STATED GOAL -> Your task is to copy every line of the records below that contains "внизу".

SOURCE DATA ->
===

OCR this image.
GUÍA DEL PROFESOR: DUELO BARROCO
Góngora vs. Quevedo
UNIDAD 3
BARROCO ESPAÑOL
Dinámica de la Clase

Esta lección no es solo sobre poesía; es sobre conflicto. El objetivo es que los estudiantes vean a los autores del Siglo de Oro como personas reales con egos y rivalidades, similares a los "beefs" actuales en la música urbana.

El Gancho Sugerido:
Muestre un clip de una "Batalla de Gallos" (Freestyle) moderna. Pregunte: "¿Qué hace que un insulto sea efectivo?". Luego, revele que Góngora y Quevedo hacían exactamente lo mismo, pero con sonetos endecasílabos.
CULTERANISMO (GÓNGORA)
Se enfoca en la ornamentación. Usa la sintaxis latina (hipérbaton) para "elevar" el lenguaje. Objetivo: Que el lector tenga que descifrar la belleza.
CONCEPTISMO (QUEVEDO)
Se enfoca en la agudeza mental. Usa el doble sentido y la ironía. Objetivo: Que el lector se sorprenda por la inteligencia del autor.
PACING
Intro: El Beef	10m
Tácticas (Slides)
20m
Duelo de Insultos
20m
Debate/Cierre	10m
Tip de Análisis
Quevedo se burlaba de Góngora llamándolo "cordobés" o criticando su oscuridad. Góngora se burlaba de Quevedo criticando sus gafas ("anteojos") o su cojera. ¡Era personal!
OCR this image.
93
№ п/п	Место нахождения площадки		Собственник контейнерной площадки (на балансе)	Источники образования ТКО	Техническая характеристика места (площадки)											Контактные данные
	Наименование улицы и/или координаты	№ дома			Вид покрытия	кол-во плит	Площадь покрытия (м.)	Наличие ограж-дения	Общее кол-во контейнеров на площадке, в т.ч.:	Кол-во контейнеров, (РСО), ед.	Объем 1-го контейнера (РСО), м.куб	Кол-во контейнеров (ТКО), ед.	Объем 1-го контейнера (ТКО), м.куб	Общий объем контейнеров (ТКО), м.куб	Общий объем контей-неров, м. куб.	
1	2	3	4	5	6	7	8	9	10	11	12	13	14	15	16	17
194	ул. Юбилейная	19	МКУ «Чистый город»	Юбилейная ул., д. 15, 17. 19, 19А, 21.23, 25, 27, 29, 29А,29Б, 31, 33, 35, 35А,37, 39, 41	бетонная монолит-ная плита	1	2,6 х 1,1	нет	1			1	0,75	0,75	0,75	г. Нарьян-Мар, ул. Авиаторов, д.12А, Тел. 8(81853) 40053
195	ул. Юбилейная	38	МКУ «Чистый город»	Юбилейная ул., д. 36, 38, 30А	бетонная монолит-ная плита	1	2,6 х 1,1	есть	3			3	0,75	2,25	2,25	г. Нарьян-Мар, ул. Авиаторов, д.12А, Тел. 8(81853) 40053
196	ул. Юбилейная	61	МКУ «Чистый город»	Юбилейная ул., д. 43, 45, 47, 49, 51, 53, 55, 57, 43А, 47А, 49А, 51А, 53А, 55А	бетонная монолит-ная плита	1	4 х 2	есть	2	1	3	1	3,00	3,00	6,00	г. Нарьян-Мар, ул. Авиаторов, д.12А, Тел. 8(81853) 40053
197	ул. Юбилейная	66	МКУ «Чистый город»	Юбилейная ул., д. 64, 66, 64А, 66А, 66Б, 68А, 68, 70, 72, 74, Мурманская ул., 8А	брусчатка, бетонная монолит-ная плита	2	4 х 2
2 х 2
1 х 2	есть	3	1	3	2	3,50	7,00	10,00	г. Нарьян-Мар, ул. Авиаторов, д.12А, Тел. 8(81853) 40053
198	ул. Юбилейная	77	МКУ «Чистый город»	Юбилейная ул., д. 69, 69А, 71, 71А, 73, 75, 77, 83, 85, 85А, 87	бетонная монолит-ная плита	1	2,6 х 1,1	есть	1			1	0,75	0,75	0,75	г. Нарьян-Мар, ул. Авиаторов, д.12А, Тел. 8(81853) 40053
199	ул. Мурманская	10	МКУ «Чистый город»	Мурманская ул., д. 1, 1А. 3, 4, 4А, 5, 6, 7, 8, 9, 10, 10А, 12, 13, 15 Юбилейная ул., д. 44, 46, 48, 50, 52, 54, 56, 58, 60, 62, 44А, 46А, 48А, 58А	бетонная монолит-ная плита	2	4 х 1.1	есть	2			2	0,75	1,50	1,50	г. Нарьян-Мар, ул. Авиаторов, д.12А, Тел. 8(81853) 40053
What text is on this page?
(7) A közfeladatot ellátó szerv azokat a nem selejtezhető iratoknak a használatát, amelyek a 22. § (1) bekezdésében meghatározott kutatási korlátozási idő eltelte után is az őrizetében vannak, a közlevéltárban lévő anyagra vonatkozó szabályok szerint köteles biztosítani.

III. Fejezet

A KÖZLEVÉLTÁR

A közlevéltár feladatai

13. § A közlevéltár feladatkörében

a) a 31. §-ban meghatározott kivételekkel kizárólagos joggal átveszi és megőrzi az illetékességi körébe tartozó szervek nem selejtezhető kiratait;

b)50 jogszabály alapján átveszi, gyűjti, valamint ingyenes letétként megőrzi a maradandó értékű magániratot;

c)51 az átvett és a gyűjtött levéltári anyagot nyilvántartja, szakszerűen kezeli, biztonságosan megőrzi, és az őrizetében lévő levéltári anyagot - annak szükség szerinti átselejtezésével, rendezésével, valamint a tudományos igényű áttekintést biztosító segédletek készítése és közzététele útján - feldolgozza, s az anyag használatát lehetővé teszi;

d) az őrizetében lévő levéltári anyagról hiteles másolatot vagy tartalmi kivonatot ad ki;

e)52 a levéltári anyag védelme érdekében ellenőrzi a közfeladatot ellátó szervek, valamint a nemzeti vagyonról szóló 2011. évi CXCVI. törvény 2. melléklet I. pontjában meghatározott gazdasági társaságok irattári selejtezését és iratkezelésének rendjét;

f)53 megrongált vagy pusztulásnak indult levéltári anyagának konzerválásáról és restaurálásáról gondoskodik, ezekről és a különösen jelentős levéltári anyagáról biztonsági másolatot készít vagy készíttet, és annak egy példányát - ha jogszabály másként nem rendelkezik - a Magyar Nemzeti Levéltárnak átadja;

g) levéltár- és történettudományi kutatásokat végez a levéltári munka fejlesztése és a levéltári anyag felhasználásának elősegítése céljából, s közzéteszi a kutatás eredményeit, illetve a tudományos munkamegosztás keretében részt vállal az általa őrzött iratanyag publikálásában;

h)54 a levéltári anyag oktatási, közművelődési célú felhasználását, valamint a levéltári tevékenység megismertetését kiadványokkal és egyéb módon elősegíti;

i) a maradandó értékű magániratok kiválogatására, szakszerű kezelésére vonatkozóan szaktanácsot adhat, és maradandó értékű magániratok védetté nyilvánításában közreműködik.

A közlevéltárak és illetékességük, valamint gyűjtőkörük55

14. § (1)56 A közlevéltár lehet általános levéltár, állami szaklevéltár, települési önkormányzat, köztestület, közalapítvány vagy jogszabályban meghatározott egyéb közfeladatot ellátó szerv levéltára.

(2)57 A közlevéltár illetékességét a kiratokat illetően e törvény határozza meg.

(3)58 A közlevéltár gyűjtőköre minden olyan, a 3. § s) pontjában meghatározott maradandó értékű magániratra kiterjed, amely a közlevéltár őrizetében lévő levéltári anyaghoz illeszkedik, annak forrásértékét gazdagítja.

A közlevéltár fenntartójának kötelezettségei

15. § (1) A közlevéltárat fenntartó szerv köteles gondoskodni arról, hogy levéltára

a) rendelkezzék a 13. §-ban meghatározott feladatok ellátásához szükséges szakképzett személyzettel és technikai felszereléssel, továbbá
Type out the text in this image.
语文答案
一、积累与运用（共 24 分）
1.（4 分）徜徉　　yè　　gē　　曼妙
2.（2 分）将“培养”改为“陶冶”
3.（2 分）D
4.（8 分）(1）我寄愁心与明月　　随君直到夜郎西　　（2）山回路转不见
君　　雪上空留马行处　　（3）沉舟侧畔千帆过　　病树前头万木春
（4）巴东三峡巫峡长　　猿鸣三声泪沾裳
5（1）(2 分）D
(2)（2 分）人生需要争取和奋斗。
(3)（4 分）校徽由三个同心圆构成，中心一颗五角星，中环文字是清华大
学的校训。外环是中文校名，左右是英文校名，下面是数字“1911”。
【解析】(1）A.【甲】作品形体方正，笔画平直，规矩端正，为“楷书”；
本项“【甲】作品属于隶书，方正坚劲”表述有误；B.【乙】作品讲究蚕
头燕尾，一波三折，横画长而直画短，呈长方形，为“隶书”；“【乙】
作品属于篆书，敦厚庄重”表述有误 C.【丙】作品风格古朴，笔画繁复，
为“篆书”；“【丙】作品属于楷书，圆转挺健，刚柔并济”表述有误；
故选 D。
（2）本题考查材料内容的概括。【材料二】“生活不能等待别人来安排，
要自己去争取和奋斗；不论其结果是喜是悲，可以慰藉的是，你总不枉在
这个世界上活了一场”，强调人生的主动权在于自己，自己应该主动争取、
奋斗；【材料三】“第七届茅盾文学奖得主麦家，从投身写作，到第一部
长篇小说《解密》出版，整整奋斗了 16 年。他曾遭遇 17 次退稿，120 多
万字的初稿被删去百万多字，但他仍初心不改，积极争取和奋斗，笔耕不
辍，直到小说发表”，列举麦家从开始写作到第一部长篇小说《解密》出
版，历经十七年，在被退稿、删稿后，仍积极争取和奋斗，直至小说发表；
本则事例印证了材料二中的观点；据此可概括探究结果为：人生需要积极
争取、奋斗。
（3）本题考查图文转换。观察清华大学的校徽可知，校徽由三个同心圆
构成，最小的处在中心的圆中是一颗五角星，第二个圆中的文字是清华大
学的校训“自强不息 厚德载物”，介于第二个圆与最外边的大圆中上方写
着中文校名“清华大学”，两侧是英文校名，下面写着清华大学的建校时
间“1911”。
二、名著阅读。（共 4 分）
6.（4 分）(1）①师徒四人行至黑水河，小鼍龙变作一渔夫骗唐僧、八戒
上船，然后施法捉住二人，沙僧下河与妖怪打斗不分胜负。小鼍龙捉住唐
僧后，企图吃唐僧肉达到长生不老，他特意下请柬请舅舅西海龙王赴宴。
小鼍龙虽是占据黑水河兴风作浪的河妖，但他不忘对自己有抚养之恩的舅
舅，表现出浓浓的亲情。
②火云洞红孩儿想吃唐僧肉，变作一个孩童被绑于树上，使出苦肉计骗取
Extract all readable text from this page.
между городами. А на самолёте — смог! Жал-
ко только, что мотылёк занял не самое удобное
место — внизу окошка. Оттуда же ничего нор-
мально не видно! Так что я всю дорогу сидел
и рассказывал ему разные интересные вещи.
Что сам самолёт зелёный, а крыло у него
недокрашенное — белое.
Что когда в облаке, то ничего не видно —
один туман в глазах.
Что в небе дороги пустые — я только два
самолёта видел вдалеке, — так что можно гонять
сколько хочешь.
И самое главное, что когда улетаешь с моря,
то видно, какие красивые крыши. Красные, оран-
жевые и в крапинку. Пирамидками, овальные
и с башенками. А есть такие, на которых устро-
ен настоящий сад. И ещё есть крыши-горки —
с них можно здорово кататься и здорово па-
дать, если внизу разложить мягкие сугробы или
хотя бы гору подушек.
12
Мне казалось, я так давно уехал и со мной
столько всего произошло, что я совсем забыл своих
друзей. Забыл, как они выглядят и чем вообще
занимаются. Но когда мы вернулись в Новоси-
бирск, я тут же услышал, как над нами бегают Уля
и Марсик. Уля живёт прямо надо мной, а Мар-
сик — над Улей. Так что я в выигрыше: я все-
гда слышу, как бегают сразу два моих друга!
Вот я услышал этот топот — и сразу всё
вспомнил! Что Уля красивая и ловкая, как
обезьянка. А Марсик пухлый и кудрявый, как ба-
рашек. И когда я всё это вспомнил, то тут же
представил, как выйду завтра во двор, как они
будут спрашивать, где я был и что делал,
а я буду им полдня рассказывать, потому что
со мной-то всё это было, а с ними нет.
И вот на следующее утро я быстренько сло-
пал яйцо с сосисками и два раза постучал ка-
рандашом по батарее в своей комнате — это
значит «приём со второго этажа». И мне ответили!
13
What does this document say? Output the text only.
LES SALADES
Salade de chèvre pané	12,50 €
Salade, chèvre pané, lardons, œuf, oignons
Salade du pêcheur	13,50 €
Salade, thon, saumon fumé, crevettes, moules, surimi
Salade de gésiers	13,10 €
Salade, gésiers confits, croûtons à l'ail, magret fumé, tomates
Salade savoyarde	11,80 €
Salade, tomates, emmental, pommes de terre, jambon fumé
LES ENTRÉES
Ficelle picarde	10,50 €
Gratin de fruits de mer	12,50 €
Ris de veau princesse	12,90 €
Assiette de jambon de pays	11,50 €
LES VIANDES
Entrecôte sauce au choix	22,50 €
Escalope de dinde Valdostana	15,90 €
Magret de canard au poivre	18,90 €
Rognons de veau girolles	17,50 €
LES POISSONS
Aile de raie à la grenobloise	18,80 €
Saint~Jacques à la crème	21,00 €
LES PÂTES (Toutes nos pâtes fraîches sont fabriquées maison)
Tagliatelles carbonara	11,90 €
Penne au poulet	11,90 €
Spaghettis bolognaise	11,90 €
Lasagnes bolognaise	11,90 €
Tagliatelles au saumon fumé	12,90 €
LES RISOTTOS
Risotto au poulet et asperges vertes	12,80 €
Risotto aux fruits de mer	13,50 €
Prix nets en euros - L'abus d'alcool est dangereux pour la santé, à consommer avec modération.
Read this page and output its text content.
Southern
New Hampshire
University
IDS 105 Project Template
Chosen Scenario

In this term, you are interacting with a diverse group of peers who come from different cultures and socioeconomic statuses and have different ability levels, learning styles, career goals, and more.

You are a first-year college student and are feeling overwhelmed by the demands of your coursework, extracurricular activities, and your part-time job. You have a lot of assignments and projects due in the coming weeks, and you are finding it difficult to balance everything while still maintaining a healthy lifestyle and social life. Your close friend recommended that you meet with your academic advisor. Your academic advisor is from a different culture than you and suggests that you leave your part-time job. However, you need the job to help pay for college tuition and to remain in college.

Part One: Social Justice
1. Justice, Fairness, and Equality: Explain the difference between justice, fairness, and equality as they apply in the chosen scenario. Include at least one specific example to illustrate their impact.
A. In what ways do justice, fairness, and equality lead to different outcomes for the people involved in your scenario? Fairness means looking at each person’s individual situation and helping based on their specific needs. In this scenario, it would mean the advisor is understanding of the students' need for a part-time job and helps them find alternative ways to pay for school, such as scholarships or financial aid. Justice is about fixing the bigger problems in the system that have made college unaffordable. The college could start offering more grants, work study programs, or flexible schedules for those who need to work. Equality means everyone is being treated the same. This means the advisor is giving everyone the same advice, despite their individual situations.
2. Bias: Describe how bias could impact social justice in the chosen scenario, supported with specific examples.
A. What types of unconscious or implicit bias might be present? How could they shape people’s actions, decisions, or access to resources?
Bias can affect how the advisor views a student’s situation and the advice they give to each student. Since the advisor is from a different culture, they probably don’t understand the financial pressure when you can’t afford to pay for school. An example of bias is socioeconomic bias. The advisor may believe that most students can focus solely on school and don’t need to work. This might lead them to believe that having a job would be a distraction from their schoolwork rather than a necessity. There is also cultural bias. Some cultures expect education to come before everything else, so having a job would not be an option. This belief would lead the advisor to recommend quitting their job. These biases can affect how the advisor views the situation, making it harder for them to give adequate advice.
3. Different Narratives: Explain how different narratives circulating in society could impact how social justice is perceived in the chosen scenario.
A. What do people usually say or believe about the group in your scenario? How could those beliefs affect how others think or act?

===

SOLUTION TO THIS PROBLEM ->
место — внизу окошка. Оттуда же ничего нор-
дать, если внизу разложить мягкие сугробы или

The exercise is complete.